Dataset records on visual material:

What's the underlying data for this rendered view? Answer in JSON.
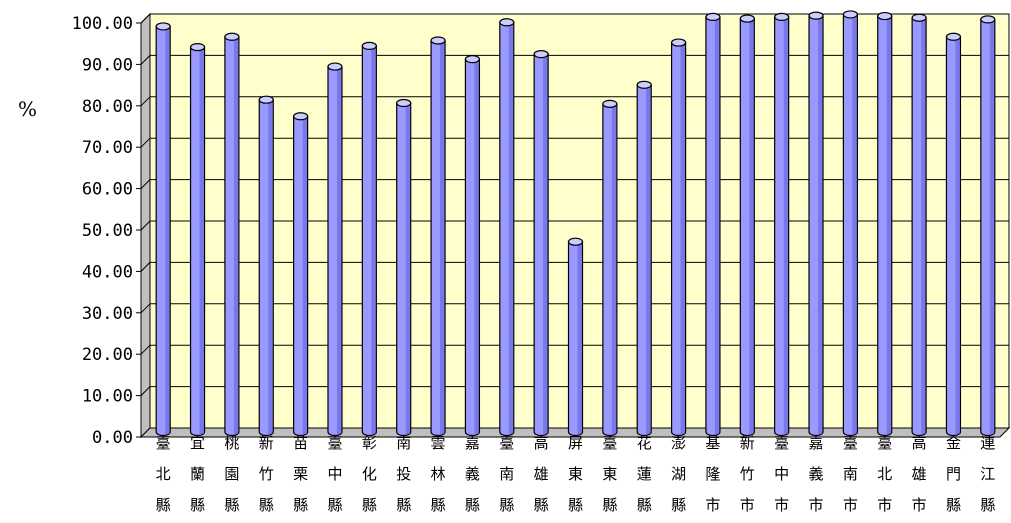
{
  "chart_data": {
    "type": "bar",
    "ylabel": "%",
    "ylim": [
      0,
      100
    ],
    "y_ticks": [
      "0.00",
      "10.00",
      "20.00",
      "30.00",
      "40.00",
      "50.00",
      "60.00",
      "70.00",
      "80.00",
      "90.00",
      "100.00"
    ],
    "grid": true,
    "legend": "none",
    "categories": [
      "臺北縣",
      "宜蘭縣",
      "桃園縣",
      "新竹縣",
      "苗栗縣",
      "臺中縣",
      "彰化縣",
      "南投縣",
      "雲林縣",
      "嘉義縣",
      "臺南縣",
      "高雄縣",
      "屏東縣",
      "臺東縣",
      "花蓮縣",
      "澎湖縣",
      "基隆市",
      "新竹市",
      "臺中市",
      "嘉義市",
      "臺南市",
      "臺北市",
      "高雄市",
      "金門縣",
      "連江縣"
    ],
    "values": [
      97.0,
      92.0,
      94.5,
      79.3,
      75.3,
      87.3,
      92.3,
      78.5,
      93.6,
      89.1,
      98.0,
      90.3,
      45.0,
      78.3,
      82.9,
      93.1,
      99.3,
      98.9,
      99.3,
      99.6,
      99.9,
      99.5,
      99.1,
      94.5,
      98.7
    ],
    "colors": {
      "plot_background": "#ffffcc",
      "bar_fill": "#9999ff",
      "bar_shade": "#5c5cd6",
      "bar_top": "#ccccff",
      "grid": "#000000"
    }
  }
}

• PROBLEM TO WORK ON:
Print each entry shown above with exact wording and no pictures.

• REPLY TO THE TASK:
What's the underlying data for this rendered view? Answer in JSON.
{
  "chart_data": {
    "type": "bar",
    "ylabel": "%",
    "ylim": [
      0,
      100
    ],
    "y_ticks": [
      "0.00",
      "10.00",
      "20.00",
      "30.00",
      "40.00",
      "50.00",
      "60.00",
      "70.00",
      "80.00",
      "90.00",
      "100.00"
    ],
    "grid": true,
    "legend": "none",
    "categories": [
      "臺北縣",
      "宜蘭縣",
      "桃園縣",
      "新竹縣",
      "苗栗縣",
      "臺中縣",
      "彰化縣",
      "南投縣",
      "雲林縣",
      "嘉義縣",
      "臺南縣",
      "高雄縣",
      "屏東縣",
      "臺東縣",
      "花蓮縣",
      "澎湖縣",
      "基隆市",
      "新竹市",
      "臺中市",
      "嘉義市",
      "臺南市",
      "臺北市",
      "高雄市",
      "金門縣",
      "連江縣"
    ],
    "values": [
      97.0,
      92.0,
      94.5,
      79.3,
      75.3,
      87.3,
      92.3,
      78.5,
      93.6,
      89.1,
      98.0,
      90.3,
      45.0,
      78.3,
      82.9,
      93.1,
      99.3,
      98.9,
      99.3,
      99.6,
      99.9,
      99.5,
      99.1,
      94.5,
      98.7
    ],
    "colors": {
      "plot_background": "#ffffcc",
      "bar_fill": "#9999ff",
      "bar_shade": "#5c5cd6",
      "bar_top": "#ccccff",
      "grid": "#000000"
    }
  }
}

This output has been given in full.